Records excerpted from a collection
■ ■ ■ ■ ■ ■ ■

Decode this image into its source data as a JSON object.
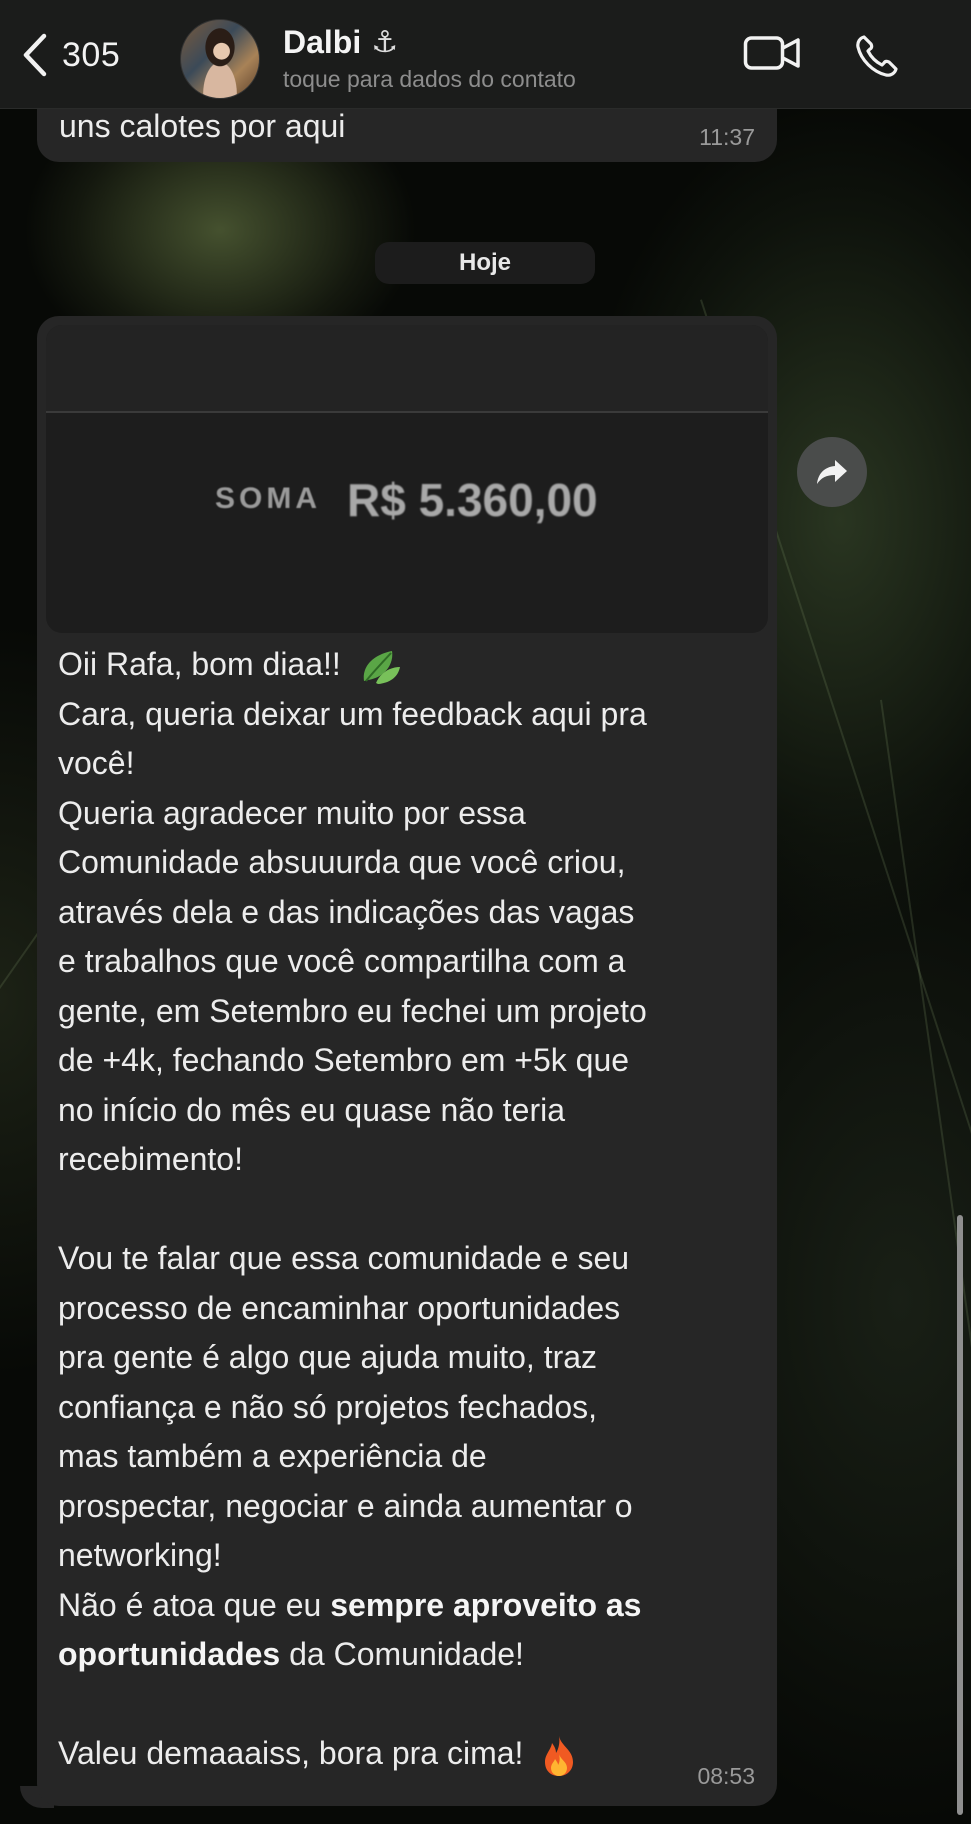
{
  "header": {
    "back_count": "305",
    "contact_name": "Dalbi",
    "name_symbol": "⚓",
    "subtitle": "toque para dados do contato",
    "icons": [
      "back-chevron-icon",
      "video-camera-icon",
      "phone-icon"
    ]
  },
  "previous_message": {
    "text": "uns calotes por aqui",
    "time": "11:37"
  },
  "date_divider": "Hoje",
  "message": {
    "image": {
      "label": "SOMA",
      "value": "R$ 5.360,00"
    },
    "lines": {
      "l1": "Oii Rafa, bom diaa!!",
      "l2": "Cara, queria deixar um feedback aqui pra",
      "l3": "você!",
      "l4": "Queria agradecer muito por essa",
      "l5": "Comunidade absuuurda que você criou,",
      "l6": "através dela e das indicações das vagas",
      "l7": "e trabalhos que você compartilha com a",
      "l8": "gente, em Setembro eu fechei um projeto",
      "l9": "de +4k, fechando Setembro em +5k que",
      "l10": "no início do mês eu quase não teria",
      "l11": "recebimento!",
      "l12": "Vou te falar que essa comunidade e seu",
      "l13": "processo de encaminhar oportunidades",
      "l14": "pra gente é algo que ajuda muito, traz",
      "l15": "confiança e não só projetos fechados,",
      "l16": "mas também a experiência de",
      "l17": "prospectar, negociar e ainda aumentar o",
      "l18": "networking!",
      "l19a": "Não é atoa que eu ",
      "l19b": "sempre aproveito as",
      "l20a": "oportunidades",
      "l20b": " da Comunidade!",
      "l21": "Valeu demaaaiss, bora pra cima!"
    },
    "emojis": [
      "leaf-emoji-icon",
      "fire-emoji-icon"
    ],
    "time": "08:53"
  },
  "forward_icon": "forward-arrow-icon"
}
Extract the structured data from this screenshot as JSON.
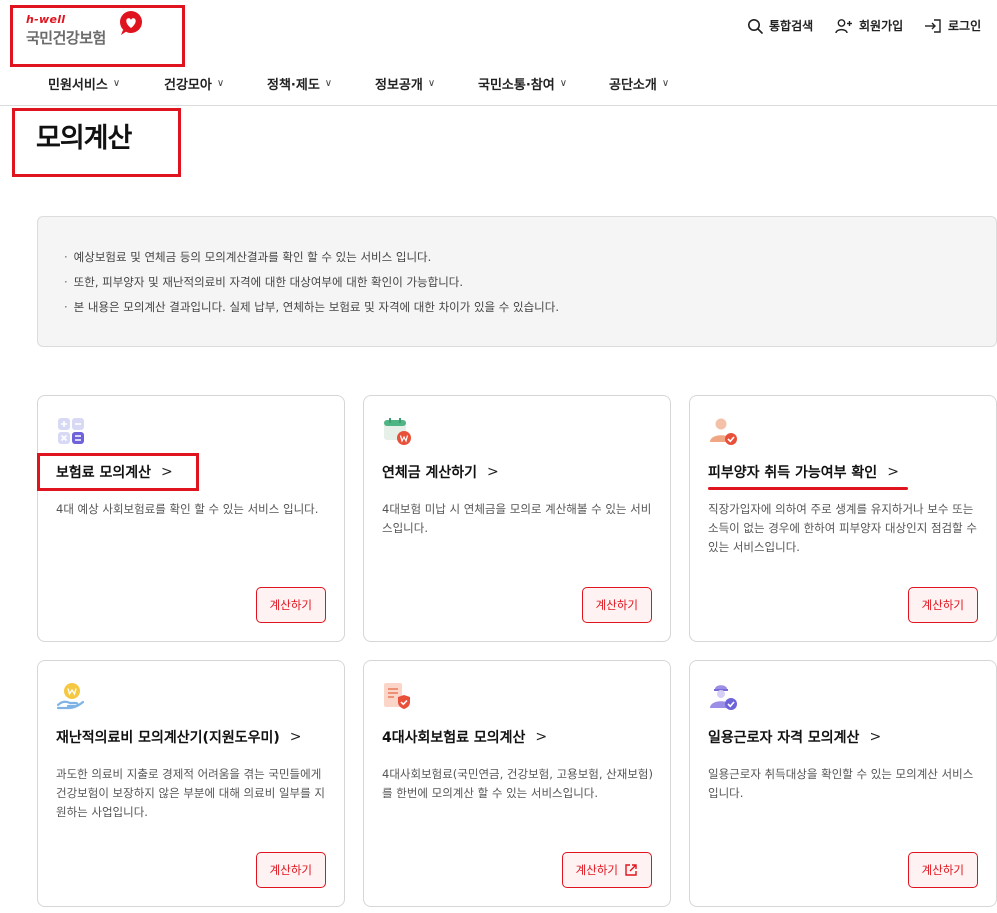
{
  "header": {
    "logo_hwell": "h-well",
    "logo_name": "국민건강보험",
    "util": {
      "search": "통합검색",
      "join": "회원가입",
      "login": "로그인"
    }
  },
  "gnb": {
    "items": [
      {
        "label": "민원서비스"
      },
      {
        "label": "건강모아"
      },
      {
        "label": "정책·제도"
      },
      {
        "label": "정보공개"
      },
      {
        "label": "국민소통·참여"
      },
      {
        "label": "공단소개"
      }
    ]
  },
  "page": {
    "title": "모의계산"
  },
  "notice": {
    "lines": [
      "예상보험료 및 연체금 등의 모의계산결과를 확인 할 수 있는 서비스 입니다.",
      "또한, 피부양자 및 재난적의료비 자격에 대한 대상여부에 대한 확인이 가능합니다.",
      "본 내용은 모의계산 결과입니다. 실제 납부, 연체하는 보험료 및 자격에 대한 차이가 있을 수 있습니다."
    ]
  },
  "cards": [
    {
      "title": "보험료 모의계산",
      "desc": "4대 예상 사회보험료를 확인 할 수 있는 서비스 입니다.",
      "button": "계산하기",
      "icon": "calculator-icon"
    },
    {
      "title": "연체금 계산하기",
      "desc": "4대보험 미납 시 연체금을 모의로 계산해볼 수 있는 서비스입니다.",
      "button": "계산하기",
      "icon": "calendar-won-icon"
    },
    {
      "title": "피부양자 취득 가능여부 확인",
      "desc": "직장가입자에 의하여 주로 생계를 유지하거나 보수 또는 소득이 없는 경우에 한하여 피부양자 대상인지 점검할 수 있는 서비스입니다.",
      "button": "계산하기",
      "icon": "person-check-icon"
    },
    {
      "title": "재난적의료비 모의계산기(지원도우미)",
      "desc": "과도한 의료비 지출로 경제적 어려움을 겪는 국민들에게 건강보험이 보장하지 않은 부분에 대해 의료비 일부를 지원하는 사업입니다.",
      "button": "계산하기",
      "icon": "hand-coin-icon"
    },
    {
      "title": "4대사회보험료 모의계산",
      "desc": "4대사회보험료(국민연금, 건강보험, 고용보험, 산재보험)를 한번에 모의계산 할 수 있는 서비스입니다.",
      "button": "계산하기",
      "icon": "document-shield-icon"
    },
    {
      "title": "일용근로자 자격 모의계산",
      "desc": "일용근로자 취득대상을 확인할 수 있는 모의계산 서비스입니다.",
      "button": "계산하기",
      "icon": "worker-check-icon"
    }
  ],
  "colors": {
    "accent": "#e0141e",
    "button_bg": "#fff2f2",
    "notice_bg": "#f5f5f5"
  }
}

■ ■ ■ ■ ■ ■ ■

▸ Job:
An exact transcription of all the entries is required, without the pictures.

▸ Reply:
Decode this image into its source data as a JSON object.
{
  "header": {
    "back_count": "305",
    "contact_name": "Dalbi",
    "name_symbol": "⚓",
    "subtitle": "toque para dados do contato",
    "icons": [
      "back-chevron-icon",
      "video-camera-icon",
      "phone-icon"
    ]
  },
  "previous_message": {
    "text": "uns calotes por aqui",
    "time": "11:37"
  },
  "date_divider": "Hoje",
  "message": {
    "image": {
      "label": "SOMA",
      "value": "R$ 5.360,00"
    },
    "lines": {
      "l1": "Oii Rafa, bom diaa!!",
      "l2": "Cara, queria deixar um feedback aqui pra",
      "l3": "você!",
      "l4": "Queria agradecer muito por essa",
      "l5": "Comunidade absuuurda que você criou,",
      "l6": "através dela e das indicações das vagas",
      "l7": "e trabalhos que você compartilha com a",
      "l8": "gente, em Setembro eu fechei um projeto",
      "l9": "de +4k, fechando Setembro em +5k que",
      "l10": "no início do mês eu quase não teria",
      "l11": "recebimento!",
      "l12": "Vou te falar que essa comunidade e seu",
      "l13": "processo de encaminhar oportunidades",
      "l14": "pra gente é algo que ajuda muito, traz",
      "l15": "confiança e não só projetos fechados,",
      "l16": "mas também a experiência de",
      "l17": "prospectar, negociar e ainda aumentar o",
      "l18": "networking!",
      "l19a": "Não é atoa que eu ",
      "l19b": "sempre aproveito as",
      "l20a": "oportunidades",
      "l20b": " da Comunidade!",
      "l21": "Valeu demaaaiss, bora pra cima!"
    },
    "emojis": [
      "leaf-emoji-icon",
      "fire-emoji-icon"
    ],
    "time": "08:53"
  },
  "forward_icon": "forward-arrow-icon"
}
Extract the structured data from this screenshot as JSON.
{
  "header": {
    "logo_hwell": "h-well",
    "logo_name": "국민건강보험",
    "util": {
      "search": "통합검색",
      "join": "회원가입",
      "login": "로그인"
    }
  },
  "gnb": {
    "items": [
      {
        "label": "민원서비스"
      },
      {
        "label": "건강모아"
      },
      {
        "label": "정책·제도"
      },
      {
        "label": "정보공개"
      },
      {
        "label": "국민소통·참여"
      },
      {
        "label": "공단소개"
      }
    ]
  },
  "page": {
    "title": "모의계산"
  },
  "notice": {
    "lines": [
      "예상보험료 및 연체금 등의 모의계산결과를 확인 할 수 있는 서비스 입니다.",
      "또한, 피부양자 및 재난적의료비 자격에 대한 대상여부에 대한 확인이 가능합니다.",
      "본 내용은 모의계산 결과입니다. 실제 납부, 연체하는 보험료 및 자격에 대한 차이가 있을 수 있습니다."
    ]
  },
  "cards": [
    {
      "title": "보험료 모의계산",
      "desc": "4대 예상 사회보험료를 확인 할 수 있는 서비스 입니다.",
      "button": "계산하기",
      "icon": "calculator-icon"
    },
    {
      "title": "연체금 계산하기",
      "desc": "4대보험 미납 시 연체금을 모의로 계산해볼 수 있는 서비스입니다.",
      "button": "계산하기",
      "icon": "calendar-won-icon"
    },
    {
      "title": "피부양자 취득 가능여부 확인",
      "desc": "직장가입자에 의하여 주로 생계를 유지하거나 보수 또는 소득이 없는 경우에 한하여 피부양자 대상인지 점검할 수 있는 서비스입니다.",
      "button": "계산하기",
      "icon": "person-check-icon"
    },
    {
      "title": "재난적의료비 모의계산기(지원도우미)",
      "desc": "과도한 의료비 지출로 경제적 어려움을 겪는 국민들에게 건강보험이 보장하지 않은 부분에 대해 의료비 일부를 지원하는 사업입니다.",
      "button": "계산하기",
      "icon": "hand-coin-icon"
    },
    {
      "title": "4대사회보험료 모의계산",
      "desc": "4대사회보험료(국민연금, 건강보험, 고용보험, 산재보험)를 한번에 모의계산 할 수 있는 서비스입니다.",
      "button": "계산하기",
      "icon": "document-shield-icon"
    },
    {
      "title": "일용근로자 자격 모의계산",
      "desc": "일용근로자 취득대상을 확인할 수 있는 모의계산 서비스입니다.",
      "button": "계산하기",
      "icon": "worker-check-icon"
    }
  ],
  "colors": {
    "accent": "#e0141e",
    "button_bg": "#fff2f2",
    "notice_bg": "#f5f5f5"
  }
}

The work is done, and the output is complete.